# Excerpt from a dataset:
____

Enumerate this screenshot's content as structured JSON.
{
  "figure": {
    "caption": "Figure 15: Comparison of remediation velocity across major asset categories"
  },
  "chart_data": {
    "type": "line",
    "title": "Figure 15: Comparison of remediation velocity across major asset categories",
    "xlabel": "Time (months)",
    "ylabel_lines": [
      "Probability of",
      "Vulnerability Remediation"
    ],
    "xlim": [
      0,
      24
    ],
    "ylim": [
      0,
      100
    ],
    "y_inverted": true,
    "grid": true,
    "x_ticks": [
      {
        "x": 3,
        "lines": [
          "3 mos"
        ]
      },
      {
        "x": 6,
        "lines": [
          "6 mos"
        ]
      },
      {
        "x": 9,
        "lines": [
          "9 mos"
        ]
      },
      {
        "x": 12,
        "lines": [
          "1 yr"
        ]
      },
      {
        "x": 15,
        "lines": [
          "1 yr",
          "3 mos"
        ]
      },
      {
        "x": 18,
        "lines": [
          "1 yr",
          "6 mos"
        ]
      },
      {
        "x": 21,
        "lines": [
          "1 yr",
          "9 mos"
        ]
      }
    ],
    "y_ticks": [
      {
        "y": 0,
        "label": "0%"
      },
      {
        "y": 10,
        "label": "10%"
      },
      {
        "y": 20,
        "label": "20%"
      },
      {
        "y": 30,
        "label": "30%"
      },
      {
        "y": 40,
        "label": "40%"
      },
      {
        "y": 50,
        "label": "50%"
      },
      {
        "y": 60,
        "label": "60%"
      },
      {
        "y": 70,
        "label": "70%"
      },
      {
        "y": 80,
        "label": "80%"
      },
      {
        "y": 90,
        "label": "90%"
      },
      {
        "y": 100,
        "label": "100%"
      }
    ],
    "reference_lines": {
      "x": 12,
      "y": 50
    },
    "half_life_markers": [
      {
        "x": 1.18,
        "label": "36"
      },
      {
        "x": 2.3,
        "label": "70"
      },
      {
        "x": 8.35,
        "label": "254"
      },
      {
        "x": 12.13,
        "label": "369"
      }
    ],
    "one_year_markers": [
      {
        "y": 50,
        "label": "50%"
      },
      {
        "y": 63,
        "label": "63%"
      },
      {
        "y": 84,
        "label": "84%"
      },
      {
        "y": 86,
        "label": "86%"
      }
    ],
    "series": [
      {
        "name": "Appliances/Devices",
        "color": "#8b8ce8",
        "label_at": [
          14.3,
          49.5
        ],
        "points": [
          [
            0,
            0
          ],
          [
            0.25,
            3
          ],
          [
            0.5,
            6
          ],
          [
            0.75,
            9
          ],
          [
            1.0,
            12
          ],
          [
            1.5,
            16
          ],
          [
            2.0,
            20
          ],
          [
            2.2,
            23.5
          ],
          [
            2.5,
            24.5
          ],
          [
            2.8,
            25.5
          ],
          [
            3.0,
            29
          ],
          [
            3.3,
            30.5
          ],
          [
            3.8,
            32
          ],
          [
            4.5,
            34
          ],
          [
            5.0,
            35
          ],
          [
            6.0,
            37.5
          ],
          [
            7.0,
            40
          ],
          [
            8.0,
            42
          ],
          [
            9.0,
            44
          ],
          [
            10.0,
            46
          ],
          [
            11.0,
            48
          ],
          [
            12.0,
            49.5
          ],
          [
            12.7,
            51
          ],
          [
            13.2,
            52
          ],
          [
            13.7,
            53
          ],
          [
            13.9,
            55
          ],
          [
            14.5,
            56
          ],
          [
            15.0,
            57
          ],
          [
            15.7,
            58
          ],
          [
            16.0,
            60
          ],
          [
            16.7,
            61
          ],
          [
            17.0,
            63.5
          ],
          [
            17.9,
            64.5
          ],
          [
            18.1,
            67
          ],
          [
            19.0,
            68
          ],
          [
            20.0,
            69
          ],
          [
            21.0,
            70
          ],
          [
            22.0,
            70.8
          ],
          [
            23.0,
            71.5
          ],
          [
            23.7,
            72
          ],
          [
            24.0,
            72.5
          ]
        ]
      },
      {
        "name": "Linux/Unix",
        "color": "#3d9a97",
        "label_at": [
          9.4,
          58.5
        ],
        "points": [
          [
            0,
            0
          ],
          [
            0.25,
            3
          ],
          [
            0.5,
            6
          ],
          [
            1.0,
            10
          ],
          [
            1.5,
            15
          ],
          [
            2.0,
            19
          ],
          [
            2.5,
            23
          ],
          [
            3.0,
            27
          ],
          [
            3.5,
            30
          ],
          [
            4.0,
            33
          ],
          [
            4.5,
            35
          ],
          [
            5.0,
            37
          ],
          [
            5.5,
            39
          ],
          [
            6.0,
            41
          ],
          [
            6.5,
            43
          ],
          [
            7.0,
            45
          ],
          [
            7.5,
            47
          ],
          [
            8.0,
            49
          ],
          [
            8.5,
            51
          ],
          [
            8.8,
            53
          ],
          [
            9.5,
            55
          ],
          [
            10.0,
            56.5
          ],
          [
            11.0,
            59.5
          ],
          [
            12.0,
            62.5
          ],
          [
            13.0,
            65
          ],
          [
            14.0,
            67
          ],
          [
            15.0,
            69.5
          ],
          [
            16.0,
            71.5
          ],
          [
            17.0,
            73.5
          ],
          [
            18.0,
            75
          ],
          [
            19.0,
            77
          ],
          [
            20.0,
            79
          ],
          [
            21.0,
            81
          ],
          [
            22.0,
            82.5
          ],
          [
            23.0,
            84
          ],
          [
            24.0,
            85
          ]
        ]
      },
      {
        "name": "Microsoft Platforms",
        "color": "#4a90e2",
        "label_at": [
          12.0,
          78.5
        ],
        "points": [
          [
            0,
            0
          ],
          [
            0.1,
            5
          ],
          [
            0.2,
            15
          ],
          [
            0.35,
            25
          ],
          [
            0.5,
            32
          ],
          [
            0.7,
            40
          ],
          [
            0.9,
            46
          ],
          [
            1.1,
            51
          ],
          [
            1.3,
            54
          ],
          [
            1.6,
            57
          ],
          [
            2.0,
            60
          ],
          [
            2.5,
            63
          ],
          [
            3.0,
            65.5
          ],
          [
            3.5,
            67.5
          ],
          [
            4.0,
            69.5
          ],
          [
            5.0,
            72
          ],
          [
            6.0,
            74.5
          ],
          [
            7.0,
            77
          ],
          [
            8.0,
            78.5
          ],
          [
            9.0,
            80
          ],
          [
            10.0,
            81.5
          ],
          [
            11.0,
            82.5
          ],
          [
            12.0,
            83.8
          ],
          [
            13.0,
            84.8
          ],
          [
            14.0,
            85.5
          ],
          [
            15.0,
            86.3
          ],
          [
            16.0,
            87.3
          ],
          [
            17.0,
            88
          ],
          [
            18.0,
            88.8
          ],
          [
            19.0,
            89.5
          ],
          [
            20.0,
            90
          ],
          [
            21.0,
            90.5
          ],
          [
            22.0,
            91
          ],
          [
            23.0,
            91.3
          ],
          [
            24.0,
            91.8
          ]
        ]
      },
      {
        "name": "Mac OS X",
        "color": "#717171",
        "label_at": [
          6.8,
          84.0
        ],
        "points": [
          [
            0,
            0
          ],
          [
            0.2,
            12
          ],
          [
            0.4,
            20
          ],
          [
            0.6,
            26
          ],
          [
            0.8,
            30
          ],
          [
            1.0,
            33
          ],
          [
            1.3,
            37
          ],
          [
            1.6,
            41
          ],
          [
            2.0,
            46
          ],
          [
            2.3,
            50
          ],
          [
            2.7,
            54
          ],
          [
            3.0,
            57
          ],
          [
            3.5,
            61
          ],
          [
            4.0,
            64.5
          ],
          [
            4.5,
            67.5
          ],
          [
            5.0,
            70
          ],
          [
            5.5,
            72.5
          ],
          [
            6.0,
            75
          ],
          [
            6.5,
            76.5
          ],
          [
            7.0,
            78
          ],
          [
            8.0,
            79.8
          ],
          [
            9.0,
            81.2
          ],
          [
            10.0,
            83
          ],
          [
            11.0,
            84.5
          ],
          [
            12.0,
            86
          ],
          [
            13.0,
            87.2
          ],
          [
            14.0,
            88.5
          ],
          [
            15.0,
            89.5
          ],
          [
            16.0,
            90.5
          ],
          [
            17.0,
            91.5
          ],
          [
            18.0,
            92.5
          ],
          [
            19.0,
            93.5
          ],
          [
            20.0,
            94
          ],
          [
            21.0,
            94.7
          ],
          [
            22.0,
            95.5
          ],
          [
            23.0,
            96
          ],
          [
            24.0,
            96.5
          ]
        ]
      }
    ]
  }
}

____

# Exercise instructions:
Among these entries, how many lines include the string "name"? Reply with the number by itself.

# Complete output:
4